Problem statement: Could you transcribe the material below exactly, without leaving out a single line?

(Figure dataset records)
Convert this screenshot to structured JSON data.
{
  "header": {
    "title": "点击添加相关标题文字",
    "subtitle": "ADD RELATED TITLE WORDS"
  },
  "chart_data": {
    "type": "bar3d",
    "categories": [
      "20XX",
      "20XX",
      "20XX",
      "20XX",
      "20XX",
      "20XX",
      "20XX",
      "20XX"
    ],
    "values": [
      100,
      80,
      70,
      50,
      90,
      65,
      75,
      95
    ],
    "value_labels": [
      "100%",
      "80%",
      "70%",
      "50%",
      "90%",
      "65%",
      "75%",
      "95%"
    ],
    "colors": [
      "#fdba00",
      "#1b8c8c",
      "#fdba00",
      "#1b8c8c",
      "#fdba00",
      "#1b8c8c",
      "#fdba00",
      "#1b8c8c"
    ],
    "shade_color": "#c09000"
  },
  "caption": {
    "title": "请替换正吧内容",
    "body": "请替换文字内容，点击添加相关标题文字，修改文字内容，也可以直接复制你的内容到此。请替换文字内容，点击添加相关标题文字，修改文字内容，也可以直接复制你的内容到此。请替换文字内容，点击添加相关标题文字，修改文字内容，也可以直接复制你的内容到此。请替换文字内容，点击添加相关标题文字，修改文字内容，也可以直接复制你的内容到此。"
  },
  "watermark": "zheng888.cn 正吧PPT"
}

The response:
Convert this screenshot to structured JSON data.
{
  "header": {
    "title": "点击添加相关标题文字",
    "subtitle": "ADD RELATED TITLE WORDS"
  },
  "chart_data": {
    "type": "bar3d",
    "categories": [
      "20XX",
      "20XX",
      "20XX",
      "20XX",
      "20XX",
      "20XX",
      "20XX",
      "20XX"
    ],
    "values": [
      100,
      80,
      70,
      50,
      90,
      65,
      75,
      95
    ],
    "value_labels": [
      "100%",
      "80%",
      "70%",
      "50%",
      "90%",
      "65%",
      "75%",
      "95%"
    ],
    "colors": [
      "#fdba00",
      "#1b8c8c",
      "#fdba00",
      "#1b8c8c",
      "#fdba00",
      "#1b8c8c",
      "#fdba00",
      "#1b8c8c"
    ],
    "shade_color": "#c09000"
  },
  "caption": {
    "title": "请替换正吧内容",
    "body": "请替换文字内容，点击添加相关标题文字，修改文字内容，也可以直接复制你的内容到此。请替换文字内容，点击添加相关标题文字，修改文字内容，也可以直接复制你的内容到此。请替换文字内容，点击添加相关标题文字，修改文字内容，也可以直接复制你的内容到此。请替换文字内容，点击添加相关标题文字，修改文字内容，也可以直接复制你的内容到此。"
  },
  "watermark": "zheng888.cn 正吧PPT"
}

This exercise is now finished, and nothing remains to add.